Extracted data entries:
....................

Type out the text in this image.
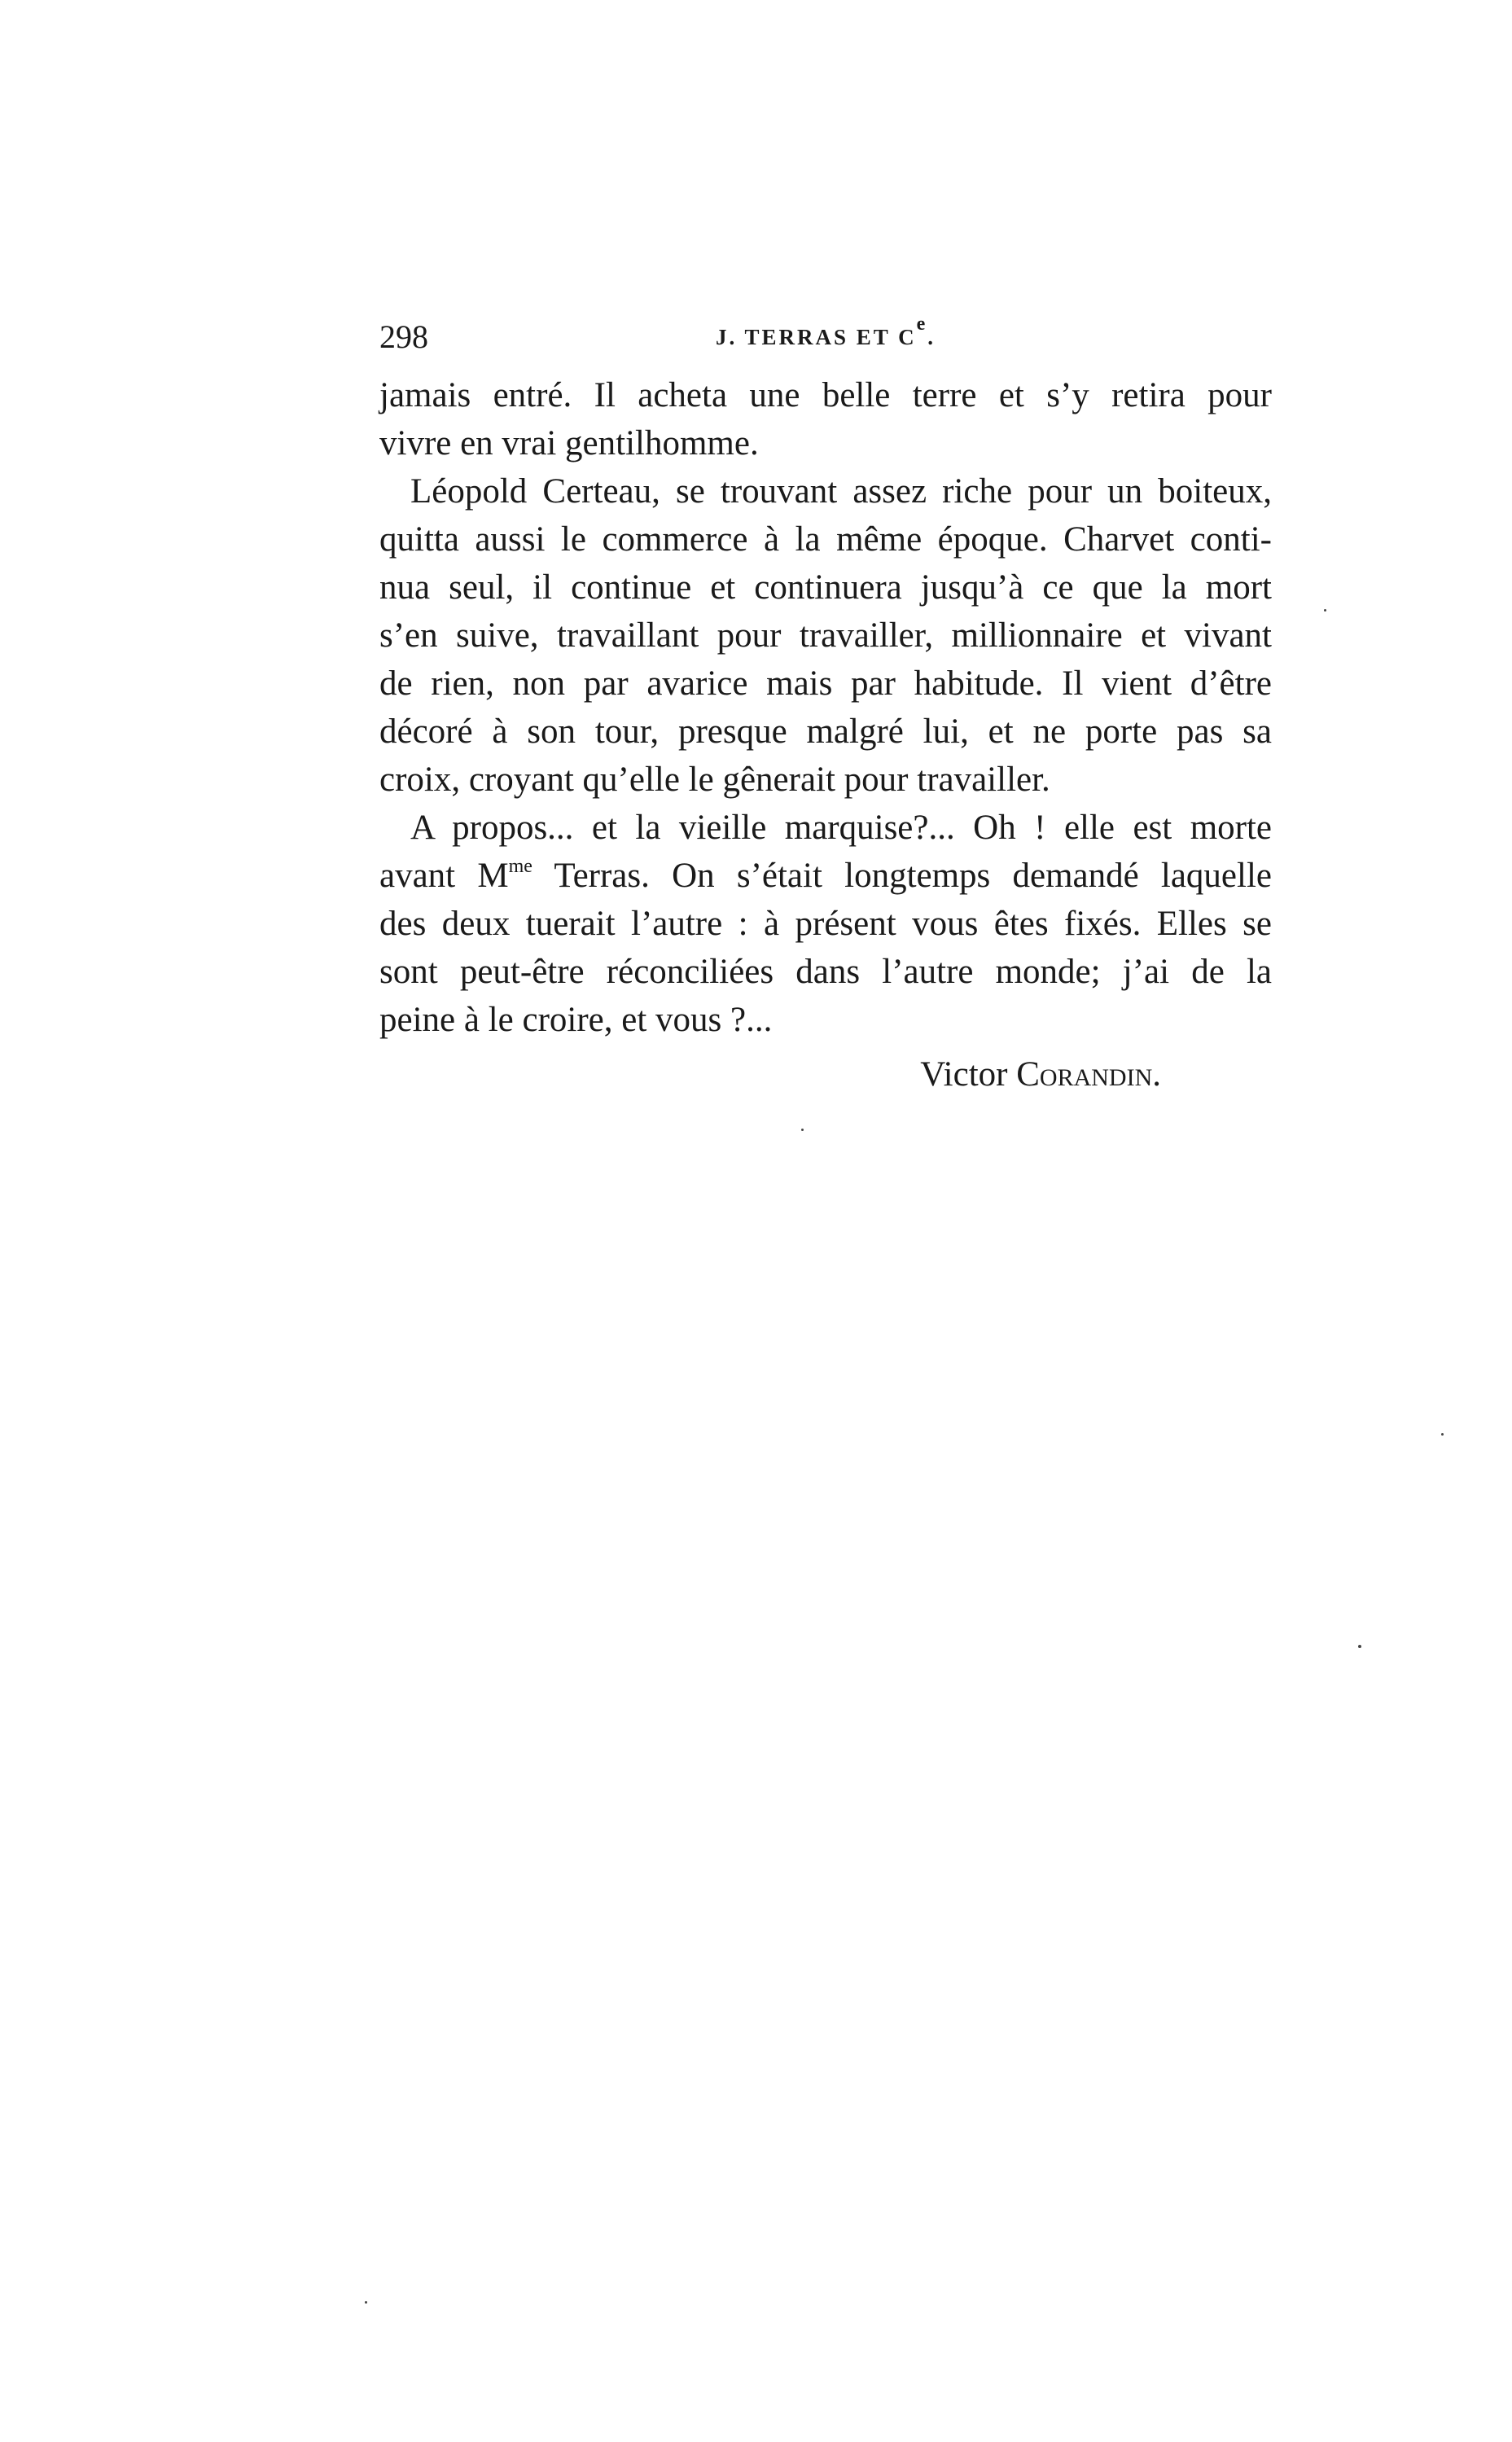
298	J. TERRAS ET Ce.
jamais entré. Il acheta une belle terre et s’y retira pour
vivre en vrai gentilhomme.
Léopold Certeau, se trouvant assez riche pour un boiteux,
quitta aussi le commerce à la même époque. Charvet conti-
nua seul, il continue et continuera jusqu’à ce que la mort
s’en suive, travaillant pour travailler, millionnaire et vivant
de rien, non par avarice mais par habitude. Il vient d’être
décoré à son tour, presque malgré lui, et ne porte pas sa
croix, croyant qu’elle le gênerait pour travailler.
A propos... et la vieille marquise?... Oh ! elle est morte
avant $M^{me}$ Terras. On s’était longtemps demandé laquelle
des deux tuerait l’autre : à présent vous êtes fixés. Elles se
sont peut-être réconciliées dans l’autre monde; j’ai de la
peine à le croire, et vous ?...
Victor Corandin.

....................

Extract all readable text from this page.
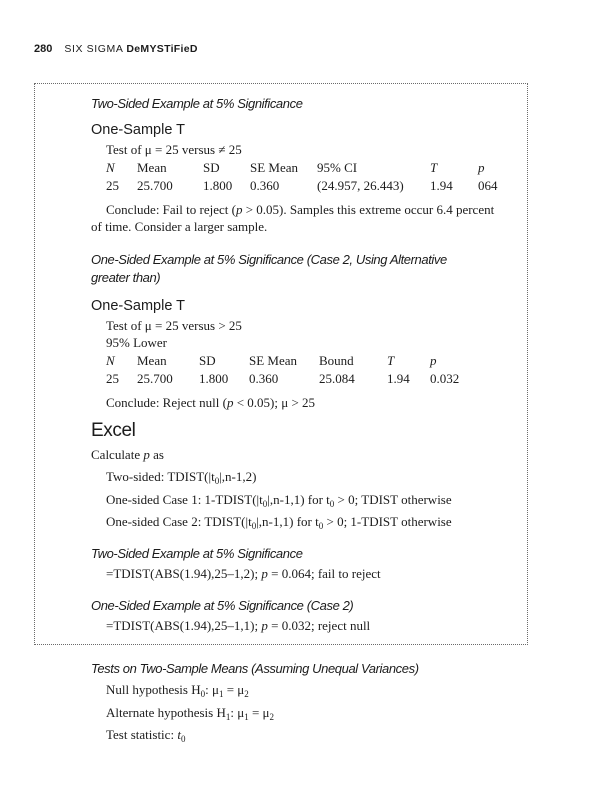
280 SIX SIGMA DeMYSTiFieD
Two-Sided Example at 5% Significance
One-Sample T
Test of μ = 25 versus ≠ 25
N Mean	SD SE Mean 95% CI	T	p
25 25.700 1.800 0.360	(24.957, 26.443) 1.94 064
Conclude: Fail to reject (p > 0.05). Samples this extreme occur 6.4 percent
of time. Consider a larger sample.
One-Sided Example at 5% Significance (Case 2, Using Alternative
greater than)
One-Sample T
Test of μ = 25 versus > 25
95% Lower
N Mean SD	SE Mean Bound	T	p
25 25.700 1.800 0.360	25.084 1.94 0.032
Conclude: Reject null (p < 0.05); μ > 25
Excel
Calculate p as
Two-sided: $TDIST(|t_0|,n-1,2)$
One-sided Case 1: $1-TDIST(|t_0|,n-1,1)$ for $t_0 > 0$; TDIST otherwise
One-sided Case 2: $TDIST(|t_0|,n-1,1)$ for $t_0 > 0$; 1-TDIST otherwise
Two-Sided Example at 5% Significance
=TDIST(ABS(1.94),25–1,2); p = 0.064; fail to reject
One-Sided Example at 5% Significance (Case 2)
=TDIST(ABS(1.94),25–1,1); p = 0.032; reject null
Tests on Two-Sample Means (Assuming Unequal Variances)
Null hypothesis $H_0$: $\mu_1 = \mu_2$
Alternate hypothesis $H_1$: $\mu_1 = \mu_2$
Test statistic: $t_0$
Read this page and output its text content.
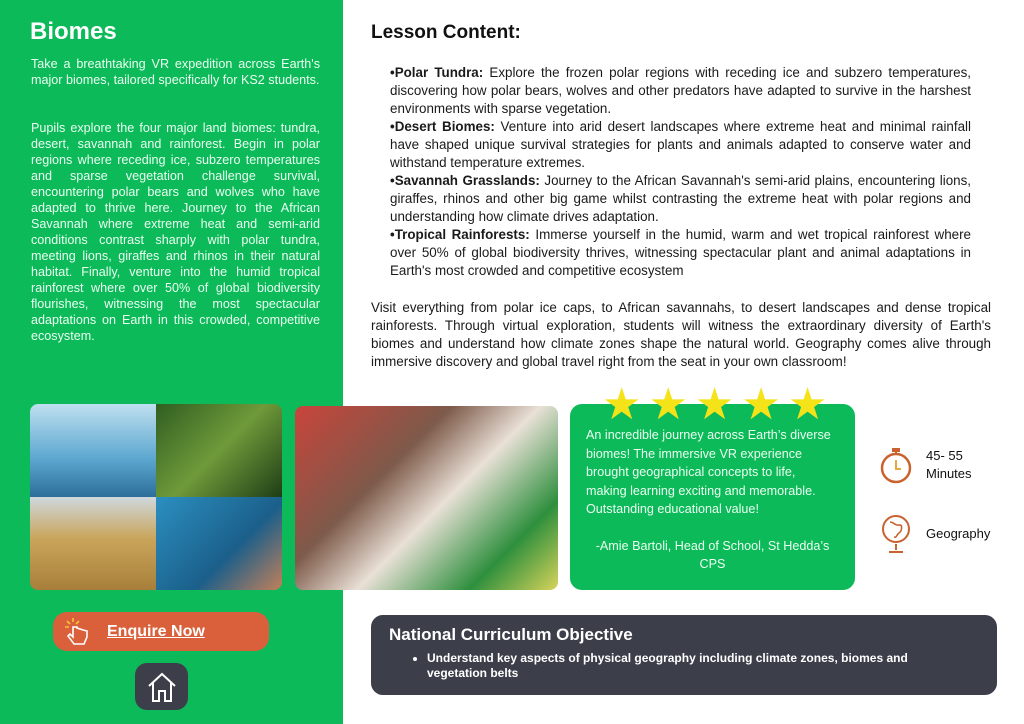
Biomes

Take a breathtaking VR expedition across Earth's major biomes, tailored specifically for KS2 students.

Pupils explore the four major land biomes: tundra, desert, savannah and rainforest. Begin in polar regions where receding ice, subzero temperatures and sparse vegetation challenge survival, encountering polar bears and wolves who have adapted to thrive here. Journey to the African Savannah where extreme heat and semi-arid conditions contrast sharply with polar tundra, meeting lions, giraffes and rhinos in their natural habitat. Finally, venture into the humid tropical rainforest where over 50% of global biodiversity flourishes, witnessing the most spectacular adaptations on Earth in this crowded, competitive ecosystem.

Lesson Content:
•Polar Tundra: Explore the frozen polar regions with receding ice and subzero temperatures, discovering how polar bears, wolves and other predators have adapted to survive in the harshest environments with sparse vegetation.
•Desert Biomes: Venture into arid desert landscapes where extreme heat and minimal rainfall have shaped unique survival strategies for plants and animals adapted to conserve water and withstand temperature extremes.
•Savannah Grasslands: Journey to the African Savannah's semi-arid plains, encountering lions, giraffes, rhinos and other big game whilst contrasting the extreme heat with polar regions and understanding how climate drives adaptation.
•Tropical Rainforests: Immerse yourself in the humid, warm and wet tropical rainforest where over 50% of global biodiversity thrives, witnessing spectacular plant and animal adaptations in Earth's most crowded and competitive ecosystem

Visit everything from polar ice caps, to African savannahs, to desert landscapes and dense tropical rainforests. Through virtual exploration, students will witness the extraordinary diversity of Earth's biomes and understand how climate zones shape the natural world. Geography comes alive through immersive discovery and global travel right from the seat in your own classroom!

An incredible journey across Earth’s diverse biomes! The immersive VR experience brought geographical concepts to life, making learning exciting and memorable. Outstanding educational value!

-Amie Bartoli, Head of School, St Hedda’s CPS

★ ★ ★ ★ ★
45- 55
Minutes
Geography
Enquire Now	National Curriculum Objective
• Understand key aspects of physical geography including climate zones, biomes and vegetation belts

....................

GOAL OF THE EXERCISE: Check each line above for "Significance" and return the ones that have it.

CORRECT RESULT:
Two-Sided Example at 5% Significance
One-Sided Example at 5% Significance (Case 2, Using Alternative
Two-Sided Example at 5% Significance
One-Sided Example at 5% Significance (Case 2)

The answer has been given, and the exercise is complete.